# AIM:
Check each line of the records below for the word "Minimum" and copy those where it appears.
***** EXERCISE INPUTS
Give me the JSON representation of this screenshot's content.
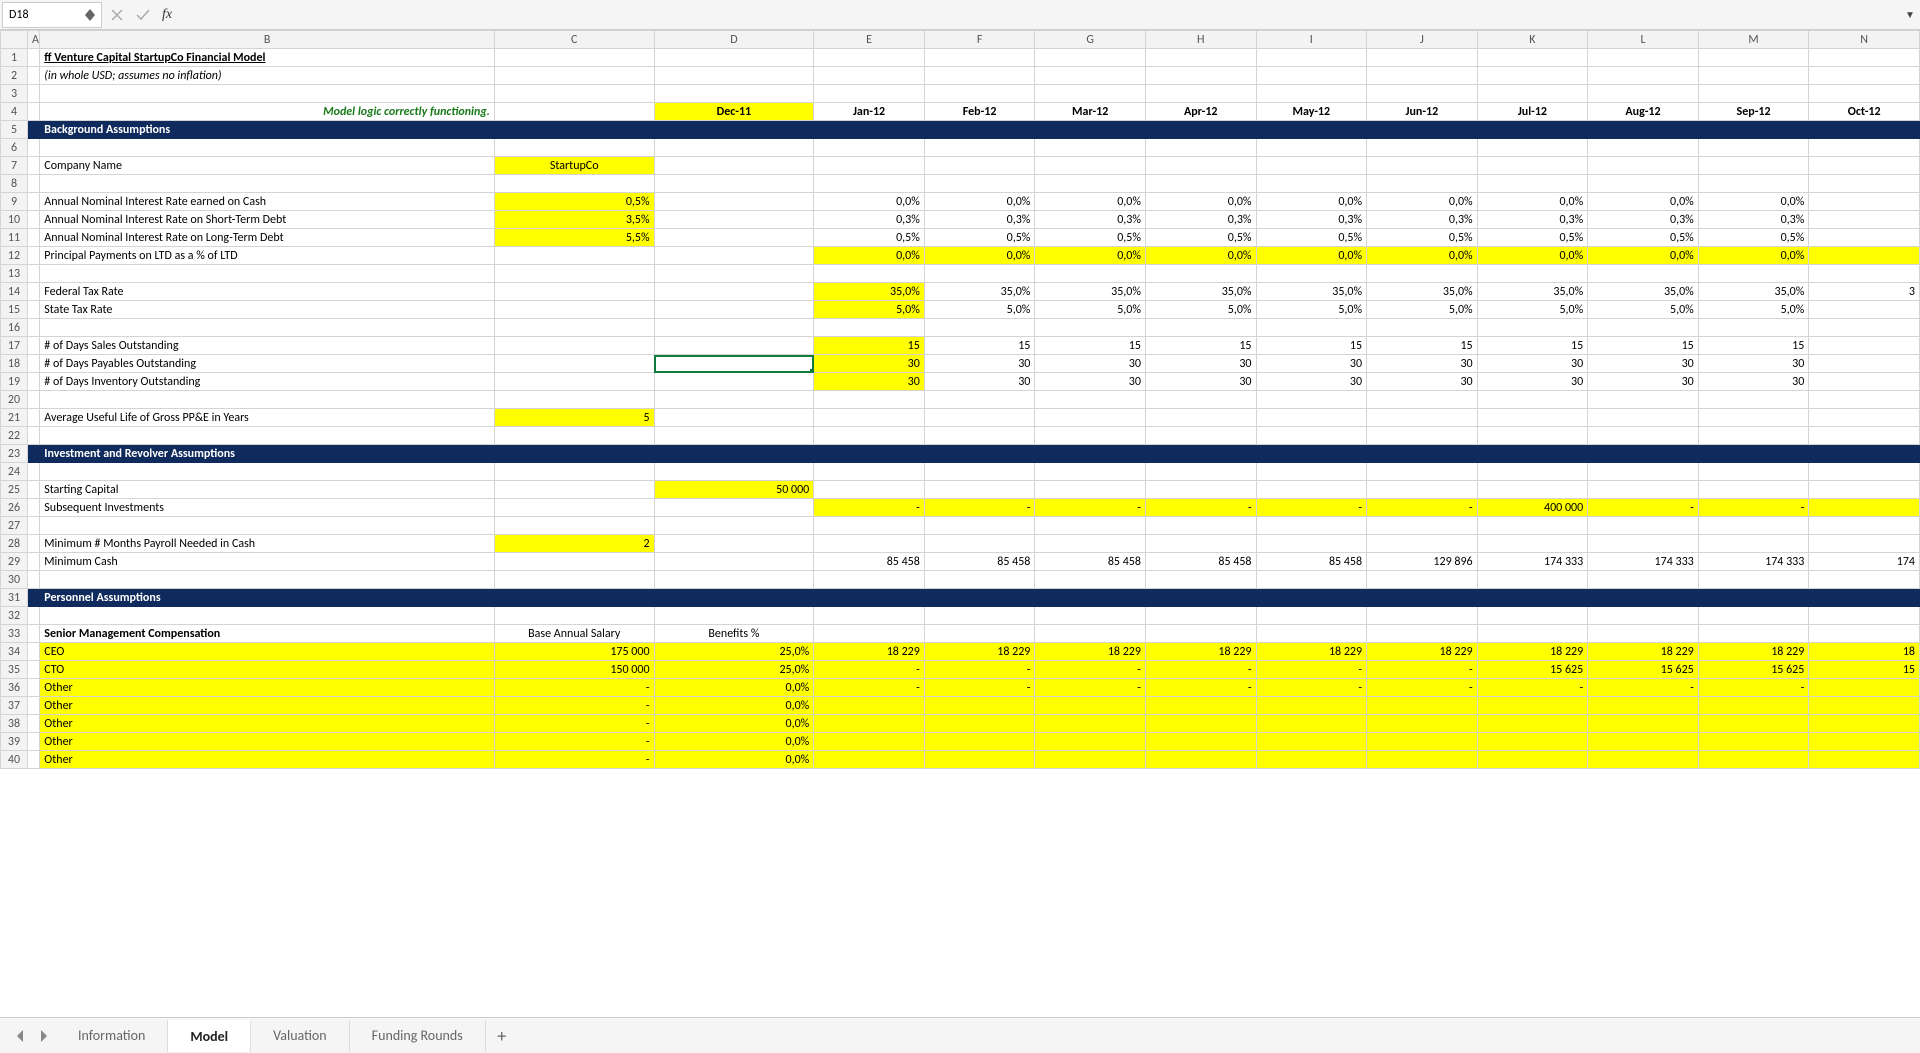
{
  "name_box": "D18",
  "formula_value": "",
  "col_headers": [
    "A",
    "B",
    "C",
    "D",
    "E",
    "F",
    "G",
    "H",
    "I",
    "J",
    "K",
    "L",
    "M",
    "N"
  ],
  "months": [
    "Dec-11",
    "Jan-12",
    "Feb-12",
    "Mar-12",
    "Apr-12",
    "May-12",
    "Jun-12",
    "Jul-12",
    "Aug-12",
    "Sep-12",
    "Oct-12"
  ],
  "rows": {
    "1": {
      "B": "ff Venture Capital StartupCo Financial Model"
    },
    "2": {
      "B": "(in whole USD; assumes no inflation)"
    },
    "4": {
      "B": "Model logic correctly functioning."
    },
    "5": {
      "B": "Background Assumptions"
    },
    "7": {
      "B": "Company Name",
      "C": "StartupCo"
    },
    "9": {
      "B": "Annual Nominal Interest Rate earned on Cash",
      "C": "0,5%",
      "months": [
        "0,0%",
        "0,0%",
        "0,0%",
        "0,0%",
        "0,0%",
        "0,0%",
        "0,0%",
        "0,0%",
        "0,0%",
        ""
      ]
    },
    "10": {
      "B": "Annual Nominal Interest Rate on Short-Term Debt",
      "C": "3,5%",
      "months": [
        "0,3%",
        "0,3%",
        "0,3%",
        "0,3%",
        "0,3%",
        "0,3%",
        "0,3%",
        "0,3%",
        "0,3%",
        ""
      ]
    },
    "11": {
      "B": "Annual Nominal Interest Rate on Long-Term Debt",
      "C": "5,5%",
      "months": [
        "0,5%",
        "0,5%",
        "0,5%",
        "0,5%",
        "0,5%",
        "0,5%",
        "0,5%",
        "0,5%",
        "0,5%",
        ""
      ]
    },
    "12": {
      "B": "Principal Payments on LTD as a % of LTD",
      "months": [
        "0,0%",
        "0,0%",
        "0,0%",
        "0,0%",
        "0,0%",
        "0,0%",
        "0,0%",
        "0,0%",
        "0,0%",
        ""
      ]
    },
    "14": {
      "B": "Federal Tax Rate",
      "months": [
        "35,0%",
        "35,0%",
        "35,0%",
        "35,0%",
        "35,0%",
        "35,0%",
        "35,0%",
        "35,0%",
        "35,0%",
        "3"
      ]
    },
    "15": {
      "B": "State Tax Rate",
      "months": [
        "5,0%",
        "5,0%",
        "5,0%",
        "5,0%",
        "5,0%",
        "5,0%",
        "5,0%",
        "5,0%",
        "5,0%",
        ""
      ]
    },
    "17": {
      "B": "# of Days Sales Outstanding",
      "months": [
        "15",
        "15",
        "15",
        "15",
        "15",
        "15",
        "15",
        "15",
        "15",
        ""
      ]
    },
    "18": {
      "B": "# of Days Payables Outstanding",
      "months": [
        "30",
        "30",
        "30",
        "30",
        "30",
        "30",
        "30",
        "30",
        "30",
        ""
      ]
    },
    "19": {
      "B": "# of Days Inventory Outstanding",
      "months": [
        "30",
        "30",
        "30",
        "30",
        "30",
        "30",
        "30",
        "30",
        "30",
        ""
      ]
    },
    "21": {
      "B": "Average Useful Life of Gross PP&E in Years",
      "C": "5"
    },
    "23": {
      "B": "Investment and Revolver Assumptions"
    },
    "25": {
      "B": "Starting Capital",
      "D": "50 000"
    },
    "26": {
      "B": "Subsequent Investments",
      "months": [
        "-",
        "-",
        "-",
        "-",
        "-",
        "-",
        "400 000",
        "-",
        "-",
        ""
      ]
    },
    "28": {
      "B": "Minimum # Months Payroll Needed in Cash",
      "C": "2"
    },
    "29": {
      "B": "Minimum Cash",
      "months": [
        "85 458",
        "85 458",
        "85 458",
        "85 458",
        "85 458",
        "129 896",
        "174 333",
        "174 333",
        "174 333",
        "174"
      ]
    },
    "31": {
      "B": "Personnel Assumptions"
    },
    "33": {
      "B": "Senior Management Compensation",
      "C": "Base Annual Salary",
      "D": "Benefits %"
    },
    "34": {
      "B": "CEO",
      "C": "175 000",
      "D": "25,0%",
      "months": [
        "18 229",
        "18 229",
        "18 229",
        "18 229",
        "18 229",
        "18 229",
        "18 229",
        "18 229",
        "18 229",
        "18"
      ]
    },
    "35": {
      "B": "CTO",
      "C": "150 000",
      "D": "25,0%",
      "months": [
        "-",
        "-",
        "-",
        "-",
        "-",
        "-",
        "15 625",
        "15 625",
        "15 625",
        "15"
      ]
    },
    "36": {
      "B": "Other",
      "C": "-",
      "D": "0,0%",
      "months": [
        "-",
        "-",
        "-",
        "-",
        "-",
        "-",
        "-",
        "-",
        "-",
        ""
      ]
    },
    "37": {
      "B": "Other",
      "C": "-",
      "D": "0,0%",
      "months": [
        "",
        "",
        "",
        "",
        "",
        "",
        "",
        "",
        "",
        ""
      ]
    },
    "38": {
      "B": "Other",
      "C": "-",
      "D": "0,0%",
      "months": [
        "",
        "",
        "",
        "",
        "",
        "",
        "",
        "",
        "",
        ""
      ]
    },
    "39": {
      "B": "Other",
      "C": "-",
      "D": "0,0%",
      "months": [
        "",
        "",
        "",
        "",
        "",
        "",
        "",
        "",
        "",
        ""
      ]
    },
    "40": {
      "B": "Other",
      "C": "-",
      "D": "0,0%",
      "months": [
        "",
        "",
        "",
        "",
        "",
        "",
        "",
        "",
        "",
        ""
      ]
    }
  },
  "tabs": [
    "Information",
    "Model",
    "Valuation",
    "Funding Rounds"
  ],
  "active_tab": "Model"
}
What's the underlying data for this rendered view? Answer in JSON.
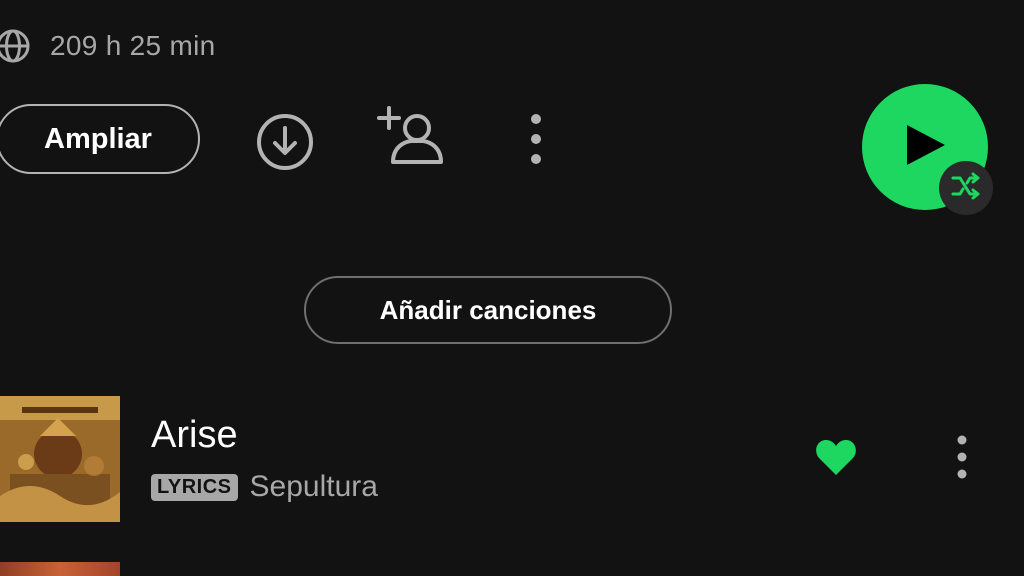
{
  "header": {
    "duration": "209 h 25 min",
    "globe_icon": "globe-icon"
  },
  "actions": {
    "expand_label": "Ampliar",
    "download_icon": "download-icon",
    "add_user_icon": "add-user-icon",
    "more_icon": "more-vertical-icon",
    "play_icon": "play-icon",
    "shuffle_icon": "shuffle-icon"
  },
  "add_songs": {
    "label": "Añadir canciones"
  },
  "tracks": [
    {
      "title": "Arise",
      "badge": "LYRICS",
      "artist": "Sepultura",
      "liked": true
    }
  ],
  "colors": {
    "background": "#121212",
    "accent": "#1ed760",
    "secondary_text": "#a7a7a7",
    "text": "#ffffff"
  }
}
**********
# PROBLEM SOLUTION:
      "B": "Minimum # Months Payroll Needed in Cash",
      "B": "Minimum Cash",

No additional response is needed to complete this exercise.